Repeat, line for line, the entries printed below.
#### Given records
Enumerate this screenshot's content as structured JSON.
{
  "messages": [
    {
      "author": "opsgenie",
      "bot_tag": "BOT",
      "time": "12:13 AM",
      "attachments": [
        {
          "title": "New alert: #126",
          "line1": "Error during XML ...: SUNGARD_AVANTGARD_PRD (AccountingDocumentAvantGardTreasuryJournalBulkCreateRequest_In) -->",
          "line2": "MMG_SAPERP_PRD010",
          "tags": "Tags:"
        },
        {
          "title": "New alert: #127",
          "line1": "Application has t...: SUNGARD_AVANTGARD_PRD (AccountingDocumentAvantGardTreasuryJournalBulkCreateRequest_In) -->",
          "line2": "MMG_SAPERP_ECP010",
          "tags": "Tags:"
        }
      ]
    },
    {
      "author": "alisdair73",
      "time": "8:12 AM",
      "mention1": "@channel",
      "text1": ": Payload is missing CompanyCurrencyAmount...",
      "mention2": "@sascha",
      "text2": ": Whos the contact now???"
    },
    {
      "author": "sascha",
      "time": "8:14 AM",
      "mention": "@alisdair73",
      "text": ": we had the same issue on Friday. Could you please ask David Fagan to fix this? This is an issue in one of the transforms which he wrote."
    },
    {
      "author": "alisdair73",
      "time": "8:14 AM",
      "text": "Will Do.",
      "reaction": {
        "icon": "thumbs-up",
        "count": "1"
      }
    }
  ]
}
########
__Task solution__.
Enumerate this screenshot's content as structured JSON.
{
  "messages": [
    {
      "author": "opsgenie",
      "bot_tag": "BOT",
      "time": "12:13 AM",
      "attachments": [
        {
          "title": "New alert: #126",
          "line1": "Error during XML ...: SUNGARD_AVANTGARD_PRD (AccountingDocumentAvantGardTreasuryJournalBulkCreateRequest_In) -->",
          "line2": "MMG_SAPERP_PRD010",
          "tags": "Tags:"
        },
        {
          "title": "New alert: #127",
          "line1": "Application has t...: SUNGARD_AVANTGARD_PRD (AccountingDocumentAvantGardTreasuryJournalBulkCreateRequest_In) -->",
          "line2": "MMG_SAPERP_ECP010",
          "tags": "Tags:"
        }
      ]
    },
    {
      "author": "alisdair73",
      "time": "8:12 AM",
      "mention1": "@channel",
      "text1": ": Payload is missing CompanyCurrencyAmount...",
      "mention2": "@sascha",
      "text2": ": Whos the contact now???"
    },
    {
      "author": "sascha",
      "time": "8:14 AM",
      "mention": "@alisdair73",
      "text": ": we had the same issue on Friday. Could you please ask David Fagan to fix this? This is an issue in one of the transforms which he wrote."
    },
    {
      "author": "alisdair73",
      "time": "8:14 AM",
      "text": "Will Do.",
      "reaction": {
        "icon": "thumbs-up",
        "count": "1"
      }
    }
  ]
}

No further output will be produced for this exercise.